• [Exercise]: What lines of the data include the string "海口市滨海第九小学西海岸校区"? Copy them all.

• [Dataset records]:
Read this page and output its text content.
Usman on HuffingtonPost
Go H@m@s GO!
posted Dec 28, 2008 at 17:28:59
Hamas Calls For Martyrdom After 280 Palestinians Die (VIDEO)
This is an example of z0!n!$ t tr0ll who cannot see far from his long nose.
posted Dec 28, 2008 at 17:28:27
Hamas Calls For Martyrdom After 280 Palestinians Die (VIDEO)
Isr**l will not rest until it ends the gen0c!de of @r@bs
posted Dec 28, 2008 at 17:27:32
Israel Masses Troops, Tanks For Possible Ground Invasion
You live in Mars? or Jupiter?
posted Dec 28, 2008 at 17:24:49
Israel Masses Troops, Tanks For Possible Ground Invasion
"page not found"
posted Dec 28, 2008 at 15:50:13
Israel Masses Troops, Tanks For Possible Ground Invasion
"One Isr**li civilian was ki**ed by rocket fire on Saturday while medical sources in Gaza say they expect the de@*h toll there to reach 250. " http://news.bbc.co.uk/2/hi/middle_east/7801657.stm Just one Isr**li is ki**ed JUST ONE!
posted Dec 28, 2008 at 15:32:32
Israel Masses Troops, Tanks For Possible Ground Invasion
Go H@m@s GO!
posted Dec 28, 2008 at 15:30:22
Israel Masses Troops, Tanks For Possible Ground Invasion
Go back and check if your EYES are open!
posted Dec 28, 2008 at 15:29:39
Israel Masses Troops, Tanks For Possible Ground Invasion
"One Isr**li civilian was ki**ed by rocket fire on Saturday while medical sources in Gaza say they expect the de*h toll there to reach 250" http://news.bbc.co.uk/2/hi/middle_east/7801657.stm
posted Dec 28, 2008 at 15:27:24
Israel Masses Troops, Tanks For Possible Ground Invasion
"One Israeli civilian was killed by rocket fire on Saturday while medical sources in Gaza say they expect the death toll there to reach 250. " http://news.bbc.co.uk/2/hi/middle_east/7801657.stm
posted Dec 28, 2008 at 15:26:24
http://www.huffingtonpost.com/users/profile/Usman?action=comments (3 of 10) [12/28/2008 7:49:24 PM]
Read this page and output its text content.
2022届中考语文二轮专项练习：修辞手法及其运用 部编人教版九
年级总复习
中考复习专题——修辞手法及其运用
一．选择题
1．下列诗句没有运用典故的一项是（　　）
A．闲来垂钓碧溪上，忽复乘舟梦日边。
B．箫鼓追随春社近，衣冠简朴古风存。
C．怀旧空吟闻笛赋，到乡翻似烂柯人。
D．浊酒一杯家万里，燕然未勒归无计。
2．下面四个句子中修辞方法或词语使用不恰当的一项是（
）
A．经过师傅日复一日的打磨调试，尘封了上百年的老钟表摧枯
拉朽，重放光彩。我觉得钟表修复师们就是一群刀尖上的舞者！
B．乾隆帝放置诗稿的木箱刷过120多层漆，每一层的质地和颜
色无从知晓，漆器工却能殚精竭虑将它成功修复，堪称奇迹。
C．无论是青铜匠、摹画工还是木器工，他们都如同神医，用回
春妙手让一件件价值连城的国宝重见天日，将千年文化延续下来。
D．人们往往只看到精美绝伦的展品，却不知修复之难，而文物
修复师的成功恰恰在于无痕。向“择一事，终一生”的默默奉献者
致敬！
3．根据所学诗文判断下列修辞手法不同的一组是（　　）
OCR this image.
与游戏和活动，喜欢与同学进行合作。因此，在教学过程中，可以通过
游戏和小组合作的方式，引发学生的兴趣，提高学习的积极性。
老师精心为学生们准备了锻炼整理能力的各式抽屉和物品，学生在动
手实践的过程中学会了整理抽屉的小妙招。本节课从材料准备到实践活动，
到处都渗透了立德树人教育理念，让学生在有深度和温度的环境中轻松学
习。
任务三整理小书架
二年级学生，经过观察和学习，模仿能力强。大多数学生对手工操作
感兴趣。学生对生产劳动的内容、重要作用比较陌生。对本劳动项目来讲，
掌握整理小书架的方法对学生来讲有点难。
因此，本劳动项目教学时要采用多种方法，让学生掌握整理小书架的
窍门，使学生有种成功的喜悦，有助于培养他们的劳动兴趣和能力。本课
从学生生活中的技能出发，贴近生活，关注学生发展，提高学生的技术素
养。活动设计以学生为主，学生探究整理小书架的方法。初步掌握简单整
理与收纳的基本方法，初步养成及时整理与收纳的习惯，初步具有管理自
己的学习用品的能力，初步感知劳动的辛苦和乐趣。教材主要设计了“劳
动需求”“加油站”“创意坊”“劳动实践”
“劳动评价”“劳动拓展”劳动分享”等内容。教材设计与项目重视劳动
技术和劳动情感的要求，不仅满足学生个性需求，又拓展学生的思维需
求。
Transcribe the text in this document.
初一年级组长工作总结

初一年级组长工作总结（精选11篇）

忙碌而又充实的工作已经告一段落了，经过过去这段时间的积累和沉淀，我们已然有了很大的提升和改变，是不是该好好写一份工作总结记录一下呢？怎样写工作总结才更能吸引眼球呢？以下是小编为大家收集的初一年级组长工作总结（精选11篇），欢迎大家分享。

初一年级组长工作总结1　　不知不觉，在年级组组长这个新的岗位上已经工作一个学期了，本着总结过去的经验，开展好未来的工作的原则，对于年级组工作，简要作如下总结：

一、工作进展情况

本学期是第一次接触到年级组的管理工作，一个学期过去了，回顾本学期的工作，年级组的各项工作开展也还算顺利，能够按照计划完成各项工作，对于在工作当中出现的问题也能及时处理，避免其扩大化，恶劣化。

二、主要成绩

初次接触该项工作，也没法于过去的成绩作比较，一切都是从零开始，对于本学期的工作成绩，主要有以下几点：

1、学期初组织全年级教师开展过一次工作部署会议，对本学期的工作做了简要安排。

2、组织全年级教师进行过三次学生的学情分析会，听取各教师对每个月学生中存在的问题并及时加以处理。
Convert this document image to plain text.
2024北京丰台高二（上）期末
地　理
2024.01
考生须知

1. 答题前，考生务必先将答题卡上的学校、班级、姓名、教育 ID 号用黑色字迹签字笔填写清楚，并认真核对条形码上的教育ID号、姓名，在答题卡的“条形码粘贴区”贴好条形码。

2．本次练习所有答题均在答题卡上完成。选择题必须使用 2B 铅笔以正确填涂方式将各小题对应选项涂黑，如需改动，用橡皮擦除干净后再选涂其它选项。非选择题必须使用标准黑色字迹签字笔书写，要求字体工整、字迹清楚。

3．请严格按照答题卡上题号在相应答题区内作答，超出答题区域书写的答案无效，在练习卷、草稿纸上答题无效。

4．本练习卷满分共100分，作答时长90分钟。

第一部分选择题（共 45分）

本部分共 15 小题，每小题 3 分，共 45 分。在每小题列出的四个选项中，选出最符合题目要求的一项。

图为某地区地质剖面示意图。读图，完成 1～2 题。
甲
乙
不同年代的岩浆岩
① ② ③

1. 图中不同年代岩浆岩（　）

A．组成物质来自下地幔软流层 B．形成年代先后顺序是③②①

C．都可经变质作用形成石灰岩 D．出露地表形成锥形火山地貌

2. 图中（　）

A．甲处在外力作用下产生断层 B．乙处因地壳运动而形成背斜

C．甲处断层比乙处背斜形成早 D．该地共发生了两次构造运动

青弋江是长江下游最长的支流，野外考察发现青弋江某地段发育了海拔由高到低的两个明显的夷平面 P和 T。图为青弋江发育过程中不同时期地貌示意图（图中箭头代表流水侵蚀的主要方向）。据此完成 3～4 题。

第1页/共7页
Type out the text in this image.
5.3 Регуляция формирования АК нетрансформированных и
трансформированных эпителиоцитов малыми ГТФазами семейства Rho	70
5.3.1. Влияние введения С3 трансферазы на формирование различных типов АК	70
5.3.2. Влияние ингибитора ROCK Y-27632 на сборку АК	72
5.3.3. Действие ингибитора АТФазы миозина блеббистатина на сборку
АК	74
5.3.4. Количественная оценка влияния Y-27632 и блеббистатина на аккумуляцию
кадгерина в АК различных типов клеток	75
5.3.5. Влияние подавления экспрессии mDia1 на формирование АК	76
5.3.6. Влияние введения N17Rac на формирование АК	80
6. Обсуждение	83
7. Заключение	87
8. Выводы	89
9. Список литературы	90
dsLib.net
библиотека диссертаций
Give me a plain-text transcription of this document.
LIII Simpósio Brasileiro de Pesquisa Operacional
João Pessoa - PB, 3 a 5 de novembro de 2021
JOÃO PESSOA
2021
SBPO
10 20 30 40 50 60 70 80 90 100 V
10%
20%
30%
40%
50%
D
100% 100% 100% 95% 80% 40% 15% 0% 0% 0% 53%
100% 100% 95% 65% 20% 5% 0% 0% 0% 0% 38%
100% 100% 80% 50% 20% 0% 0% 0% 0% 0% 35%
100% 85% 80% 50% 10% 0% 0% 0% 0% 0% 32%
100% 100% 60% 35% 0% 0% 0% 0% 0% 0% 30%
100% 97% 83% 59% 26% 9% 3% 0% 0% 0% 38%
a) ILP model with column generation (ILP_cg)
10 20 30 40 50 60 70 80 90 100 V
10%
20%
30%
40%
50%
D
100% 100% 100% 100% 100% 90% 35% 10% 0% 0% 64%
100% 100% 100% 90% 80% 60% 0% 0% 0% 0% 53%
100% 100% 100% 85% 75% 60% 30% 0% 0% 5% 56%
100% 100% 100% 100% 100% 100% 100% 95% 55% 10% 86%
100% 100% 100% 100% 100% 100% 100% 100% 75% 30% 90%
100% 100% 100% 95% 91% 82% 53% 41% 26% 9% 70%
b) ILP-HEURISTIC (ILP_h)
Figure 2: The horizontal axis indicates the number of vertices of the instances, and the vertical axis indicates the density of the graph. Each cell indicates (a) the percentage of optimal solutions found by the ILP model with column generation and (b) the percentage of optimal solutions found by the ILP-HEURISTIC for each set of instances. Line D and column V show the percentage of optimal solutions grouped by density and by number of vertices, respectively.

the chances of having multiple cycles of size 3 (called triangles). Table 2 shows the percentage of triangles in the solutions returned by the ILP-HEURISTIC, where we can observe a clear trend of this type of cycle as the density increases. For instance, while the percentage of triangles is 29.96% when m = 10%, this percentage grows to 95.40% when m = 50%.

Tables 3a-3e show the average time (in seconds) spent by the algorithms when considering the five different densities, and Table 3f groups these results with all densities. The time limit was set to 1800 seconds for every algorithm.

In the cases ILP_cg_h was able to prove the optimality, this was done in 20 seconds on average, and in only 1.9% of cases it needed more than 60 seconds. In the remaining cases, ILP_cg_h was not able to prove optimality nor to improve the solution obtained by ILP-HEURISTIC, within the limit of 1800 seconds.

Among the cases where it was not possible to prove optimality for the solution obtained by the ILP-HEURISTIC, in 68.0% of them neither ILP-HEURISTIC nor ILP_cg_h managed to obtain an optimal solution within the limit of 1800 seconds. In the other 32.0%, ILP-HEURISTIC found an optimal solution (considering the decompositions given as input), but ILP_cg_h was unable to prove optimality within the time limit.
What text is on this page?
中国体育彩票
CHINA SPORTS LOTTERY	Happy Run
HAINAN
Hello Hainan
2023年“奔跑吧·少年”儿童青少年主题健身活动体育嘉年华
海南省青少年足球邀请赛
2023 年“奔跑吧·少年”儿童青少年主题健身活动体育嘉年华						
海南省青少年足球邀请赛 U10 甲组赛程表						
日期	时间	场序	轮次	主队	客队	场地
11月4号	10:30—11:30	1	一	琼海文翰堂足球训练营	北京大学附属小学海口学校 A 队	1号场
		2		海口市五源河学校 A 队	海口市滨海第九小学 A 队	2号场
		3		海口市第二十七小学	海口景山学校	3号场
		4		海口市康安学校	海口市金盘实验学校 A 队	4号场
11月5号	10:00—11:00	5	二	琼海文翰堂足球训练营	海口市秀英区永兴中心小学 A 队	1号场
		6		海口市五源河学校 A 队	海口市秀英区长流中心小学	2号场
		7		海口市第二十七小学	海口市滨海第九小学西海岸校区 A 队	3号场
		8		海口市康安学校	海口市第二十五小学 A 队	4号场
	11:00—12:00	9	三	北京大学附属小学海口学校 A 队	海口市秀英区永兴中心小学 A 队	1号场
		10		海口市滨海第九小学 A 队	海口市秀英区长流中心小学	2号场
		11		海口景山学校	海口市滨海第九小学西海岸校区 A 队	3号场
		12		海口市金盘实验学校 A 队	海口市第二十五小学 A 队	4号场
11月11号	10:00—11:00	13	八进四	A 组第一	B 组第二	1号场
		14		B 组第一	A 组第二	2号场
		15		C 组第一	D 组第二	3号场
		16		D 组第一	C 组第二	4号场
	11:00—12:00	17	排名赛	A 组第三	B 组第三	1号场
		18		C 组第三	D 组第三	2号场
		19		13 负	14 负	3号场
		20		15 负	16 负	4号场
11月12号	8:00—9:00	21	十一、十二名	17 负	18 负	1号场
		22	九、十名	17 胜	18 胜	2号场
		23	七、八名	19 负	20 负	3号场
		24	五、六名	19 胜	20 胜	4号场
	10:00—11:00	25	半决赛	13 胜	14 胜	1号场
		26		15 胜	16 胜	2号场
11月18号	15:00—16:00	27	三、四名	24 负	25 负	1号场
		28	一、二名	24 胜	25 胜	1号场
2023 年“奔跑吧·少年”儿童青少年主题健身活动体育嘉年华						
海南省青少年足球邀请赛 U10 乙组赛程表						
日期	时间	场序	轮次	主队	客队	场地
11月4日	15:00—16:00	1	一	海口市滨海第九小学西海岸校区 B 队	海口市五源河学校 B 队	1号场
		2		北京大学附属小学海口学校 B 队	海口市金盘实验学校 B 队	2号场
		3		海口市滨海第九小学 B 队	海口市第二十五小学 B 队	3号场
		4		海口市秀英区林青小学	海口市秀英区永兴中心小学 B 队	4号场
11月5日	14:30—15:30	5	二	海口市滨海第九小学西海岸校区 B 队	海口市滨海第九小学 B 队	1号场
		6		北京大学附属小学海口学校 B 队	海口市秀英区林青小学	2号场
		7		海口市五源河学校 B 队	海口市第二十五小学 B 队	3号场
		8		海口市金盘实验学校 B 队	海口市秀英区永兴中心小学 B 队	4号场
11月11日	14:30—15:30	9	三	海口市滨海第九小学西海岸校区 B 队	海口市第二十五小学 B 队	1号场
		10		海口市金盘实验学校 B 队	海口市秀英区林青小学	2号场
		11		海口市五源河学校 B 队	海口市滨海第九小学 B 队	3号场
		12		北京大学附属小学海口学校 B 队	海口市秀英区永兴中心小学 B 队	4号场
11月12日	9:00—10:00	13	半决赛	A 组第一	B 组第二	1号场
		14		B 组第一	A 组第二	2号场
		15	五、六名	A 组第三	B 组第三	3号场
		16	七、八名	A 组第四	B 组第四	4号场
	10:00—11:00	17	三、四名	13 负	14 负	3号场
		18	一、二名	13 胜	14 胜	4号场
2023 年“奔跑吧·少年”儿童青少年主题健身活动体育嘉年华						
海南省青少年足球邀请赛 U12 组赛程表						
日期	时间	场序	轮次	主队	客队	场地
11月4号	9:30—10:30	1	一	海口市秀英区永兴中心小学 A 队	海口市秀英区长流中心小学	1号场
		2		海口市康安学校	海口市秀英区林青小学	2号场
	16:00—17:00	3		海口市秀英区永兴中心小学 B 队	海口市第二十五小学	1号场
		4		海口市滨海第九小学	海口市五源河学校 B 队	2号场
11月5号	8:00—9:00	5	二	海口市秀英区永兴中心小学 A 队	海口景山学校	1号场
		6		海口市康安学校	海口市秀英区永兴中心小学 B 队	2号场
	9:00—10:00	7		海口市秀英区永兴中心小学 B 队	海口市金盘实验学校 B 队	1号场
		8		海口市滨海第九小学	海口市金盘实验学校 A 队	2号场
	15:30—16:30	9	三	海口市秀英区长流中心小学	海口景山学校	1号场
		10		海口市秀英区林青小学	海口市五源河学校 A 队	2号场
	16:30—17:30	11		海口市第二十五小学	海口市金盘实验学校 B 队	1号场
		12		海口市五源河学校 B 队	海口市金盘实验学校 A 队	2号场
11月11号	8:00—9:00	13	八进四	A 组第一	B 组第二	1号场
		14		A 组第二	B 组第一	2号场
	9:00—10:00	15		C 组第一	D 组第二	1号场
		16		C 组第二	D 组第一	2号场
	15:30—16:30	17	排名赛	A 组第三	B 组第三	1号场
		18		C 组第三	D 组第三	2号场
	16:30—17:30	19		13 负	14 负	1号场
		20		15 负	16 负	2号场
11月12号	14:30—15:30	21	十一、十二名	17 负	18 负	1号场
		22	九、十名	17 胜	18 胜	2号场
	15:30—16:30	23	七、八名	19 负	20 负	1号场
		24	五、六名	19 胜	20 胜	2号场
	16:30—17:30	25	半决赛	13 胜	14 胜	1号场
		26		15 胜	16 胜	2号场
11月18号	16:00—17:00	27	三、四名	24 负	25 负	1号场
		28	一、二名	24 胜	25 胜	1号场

• [Problem solution]:
		7		海口市第二十七小学	海口市滨海第九小学西海岸校区 A 队	3号场
		11		海口景山学校	海口市滨海第九小学西海岸校区 A 队	3号场
11月4日	15:00—16:00	1	一	海口市滨海第九小学西海岸校区 B 队	海口市五源河学校 B 队	1号场
11月5日	14:30—15:30	5	二	海口市滨海第九小学西海岸校区 B 队	海口市滨海第九小学 B 队	1号场
11月11日	14:30—15:30	9	三	海口市滨海第九小学西海岸校区 B 队	海口市第二十五小学 B 队	1号场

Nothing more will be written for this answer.